= Short exercise =
Read through the records below and copy each line that uses the word "JSON".

┌─ Supplied records

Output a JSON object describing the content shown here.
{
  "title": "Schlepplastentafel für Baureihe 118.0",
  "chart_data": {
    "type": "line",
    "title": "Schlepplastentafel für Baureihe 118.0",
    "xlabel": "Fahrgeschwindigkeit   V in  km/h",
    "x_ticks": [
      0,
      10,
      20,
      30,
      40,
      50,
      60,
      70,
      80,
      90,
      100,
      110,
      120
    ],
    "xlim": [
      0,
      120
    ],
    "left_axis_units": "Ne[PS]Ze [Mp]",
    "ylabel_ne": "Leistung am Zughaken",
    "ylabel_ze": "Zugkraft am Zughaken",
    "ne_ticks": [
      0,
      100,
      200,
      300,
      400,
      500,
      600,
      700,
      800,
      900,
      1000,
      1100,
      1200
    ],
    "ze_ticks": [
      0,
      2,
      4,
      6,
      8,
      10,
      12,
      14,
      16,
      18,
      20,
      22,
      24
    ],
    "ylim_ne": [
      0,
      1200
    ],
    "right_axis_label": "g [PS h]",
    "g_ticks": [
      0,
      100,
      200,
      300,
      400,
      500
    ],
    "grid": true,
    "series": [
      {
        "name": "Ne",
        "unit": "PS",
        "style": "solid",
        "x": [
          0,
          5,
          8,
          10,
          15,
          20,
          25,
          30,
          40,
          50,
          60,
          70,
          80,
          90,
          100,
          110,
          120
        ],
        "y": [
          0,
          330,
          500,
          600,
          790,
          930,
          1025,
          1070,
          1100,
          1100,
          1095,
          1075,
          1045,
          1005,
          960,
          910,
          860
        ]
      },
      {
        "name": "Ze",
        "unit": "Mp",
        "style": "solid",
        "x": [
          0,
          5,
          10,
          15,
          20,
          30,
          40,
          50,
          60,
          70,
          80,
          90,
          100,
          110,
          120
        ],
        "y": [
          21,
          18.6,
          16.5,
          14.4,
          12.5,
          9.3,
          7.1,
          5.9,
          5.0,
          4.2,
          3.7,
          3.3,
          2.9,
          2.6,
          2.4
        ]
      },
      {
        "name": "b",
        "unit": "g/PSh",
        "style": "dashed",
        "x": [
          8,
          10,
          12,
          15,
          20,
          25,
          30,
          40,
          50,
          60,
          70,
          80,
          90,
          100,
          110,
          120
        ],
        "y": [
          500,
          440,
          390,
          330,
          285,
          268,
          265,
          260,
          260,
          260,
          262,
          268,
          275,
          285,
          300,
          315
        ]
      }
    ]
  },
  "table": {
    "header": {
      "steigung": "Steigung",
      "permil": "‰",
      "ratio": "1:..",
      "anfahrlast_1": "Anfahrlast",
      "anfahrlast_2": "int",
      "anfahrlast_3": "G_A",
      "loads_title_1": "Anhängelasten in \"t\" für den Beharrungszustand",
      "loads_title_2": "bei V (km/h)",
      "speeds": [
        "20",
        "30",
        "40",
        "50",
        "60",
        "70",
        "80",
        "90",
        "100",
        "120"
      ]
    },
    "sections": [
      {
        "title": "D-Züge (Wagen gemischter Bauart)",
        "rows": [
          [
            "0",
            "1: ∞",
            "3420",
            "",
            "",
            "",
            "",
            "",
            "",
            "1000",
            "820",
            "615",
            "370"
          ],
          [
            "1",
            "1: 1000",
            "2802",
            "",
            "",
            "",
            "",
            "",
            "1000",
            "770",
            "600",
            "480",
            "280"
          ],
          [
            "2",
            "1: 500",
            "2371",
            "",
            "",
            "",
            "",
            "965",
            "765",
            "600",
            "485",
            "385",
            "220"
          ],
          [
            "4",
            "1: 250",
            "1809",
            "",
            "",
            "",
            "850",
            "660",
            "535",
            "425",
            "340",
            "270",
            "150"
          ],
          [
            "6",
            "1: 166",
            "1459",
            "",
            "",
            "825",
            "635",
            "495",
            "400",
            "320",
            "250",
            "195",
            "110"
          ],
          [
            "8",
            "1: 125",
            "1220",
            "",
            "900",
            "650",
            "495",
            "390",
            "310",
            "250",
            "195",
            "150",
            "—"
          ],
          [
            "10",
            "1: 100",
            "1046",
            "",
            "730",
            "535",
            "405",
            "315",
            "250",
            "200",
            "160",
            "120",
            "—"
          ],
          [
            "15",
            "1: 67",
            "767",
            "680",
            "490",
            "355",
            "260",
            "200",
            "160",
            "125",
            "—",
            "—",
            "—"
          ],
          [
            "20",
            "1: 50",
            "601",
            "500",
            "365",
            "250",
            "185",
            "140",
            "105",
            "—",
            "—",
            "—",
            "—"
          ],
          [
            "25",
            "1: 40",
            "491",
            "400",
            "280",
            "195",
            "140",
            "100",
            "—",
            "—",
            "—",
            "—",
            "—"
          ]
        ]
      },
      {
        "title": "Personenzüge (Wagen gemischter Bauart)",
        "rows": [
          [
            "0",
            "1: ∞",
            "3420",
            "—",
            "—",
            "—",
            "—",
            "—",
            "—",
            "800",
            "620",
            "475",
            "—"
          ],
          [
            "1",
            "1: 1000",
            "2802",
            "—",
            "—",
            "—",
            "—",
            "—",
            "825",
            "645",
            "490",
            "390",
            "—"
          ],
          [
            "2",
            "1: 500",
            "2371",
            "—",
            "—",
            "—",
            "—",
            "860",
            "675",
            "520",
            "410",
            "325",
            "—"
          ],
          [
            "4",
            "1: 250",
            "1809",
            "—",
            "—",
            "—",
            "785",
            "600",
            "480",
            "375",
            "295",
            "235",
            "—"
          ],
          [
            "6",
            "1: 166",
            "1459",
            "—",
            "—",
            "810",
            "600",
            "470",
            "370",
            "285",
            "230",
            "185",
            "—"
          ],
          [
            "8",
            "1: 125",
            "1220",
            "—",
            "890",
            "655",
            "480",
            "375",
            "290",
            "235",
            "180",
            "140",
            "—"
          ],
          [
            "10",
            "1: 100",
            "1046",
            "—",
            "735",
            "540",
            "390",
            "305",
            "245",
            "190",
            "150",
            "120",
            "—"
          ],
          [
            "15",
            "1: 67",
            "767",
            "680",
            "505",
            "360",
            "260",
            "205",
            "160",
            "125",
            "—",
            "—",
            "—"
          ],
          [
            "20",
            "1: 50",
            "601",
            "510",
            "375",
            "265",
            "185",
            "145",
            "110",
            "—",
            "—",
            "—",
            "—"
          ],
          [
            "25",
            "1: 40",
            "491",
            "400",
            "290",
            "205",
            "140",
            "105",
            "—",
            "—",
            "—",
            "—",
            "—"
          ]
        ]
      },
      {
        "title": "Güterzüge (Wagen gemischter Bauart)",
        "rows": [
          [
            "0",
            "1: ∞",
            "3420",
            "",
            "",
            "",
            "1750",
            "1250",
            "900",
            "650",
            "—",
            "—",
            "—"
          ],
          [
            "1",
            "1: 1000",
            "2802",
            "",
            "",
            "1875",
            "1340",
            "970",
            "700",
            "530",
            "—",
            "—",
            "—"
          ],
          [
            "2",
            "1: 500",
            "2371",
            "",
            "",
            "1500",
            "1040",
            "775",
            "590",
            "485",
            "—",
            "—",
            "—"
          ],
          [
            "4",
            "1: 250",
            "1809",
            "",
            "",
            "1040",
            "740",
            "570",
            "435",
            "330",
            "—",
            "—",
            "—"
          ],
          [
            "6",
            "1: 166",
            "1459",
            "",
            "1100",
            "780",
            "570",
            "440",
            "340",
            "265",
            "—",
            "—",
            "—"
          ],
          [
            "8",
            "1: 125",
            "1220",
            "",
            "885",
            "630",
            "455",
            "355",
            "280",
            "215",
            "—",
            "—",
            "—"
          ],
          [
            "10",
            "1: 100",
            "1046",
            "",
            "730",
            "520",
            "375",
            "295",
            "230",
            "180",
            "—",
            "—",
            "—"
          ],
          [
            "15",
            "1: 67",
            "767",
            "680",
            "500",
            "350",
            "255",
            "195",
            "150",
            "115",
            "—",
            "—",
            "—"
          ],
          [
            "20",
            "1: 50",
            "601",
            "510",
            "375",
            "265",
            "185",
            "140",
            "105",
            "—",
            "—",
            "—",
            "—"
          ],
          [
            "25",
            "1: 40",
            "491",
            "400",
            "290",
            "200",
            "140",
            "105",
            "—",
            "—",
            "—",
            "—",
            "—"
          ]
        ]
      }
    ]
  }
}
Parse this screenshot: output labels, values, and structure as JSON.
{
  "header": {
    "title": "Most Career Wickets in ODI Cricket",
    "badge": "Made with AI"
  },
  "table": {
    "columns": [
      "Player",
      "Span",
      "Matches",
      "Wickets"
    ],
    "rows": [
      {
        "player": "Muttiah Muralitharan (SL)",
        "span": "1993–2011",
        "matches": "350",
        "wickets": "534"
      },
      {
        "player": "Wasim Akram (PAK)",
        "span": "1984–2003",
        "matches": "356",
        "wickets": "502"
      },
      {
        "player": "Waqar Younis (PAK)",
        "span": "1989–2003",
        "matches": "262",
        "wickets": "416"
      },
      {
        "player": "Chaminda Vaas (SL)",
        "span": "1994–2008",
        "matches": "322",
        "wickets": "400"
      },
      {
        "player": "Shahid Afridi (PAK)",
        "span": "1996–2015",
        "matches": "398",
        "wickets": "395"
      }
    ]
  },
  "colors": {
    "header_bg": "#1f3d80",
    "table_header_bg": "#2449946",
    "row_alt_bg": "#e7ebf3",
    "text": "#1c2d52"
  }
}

└─

= Result =
Output a JSON object describing the content shown here.
Parse this screenshot: output labels, values, and structure as JSON.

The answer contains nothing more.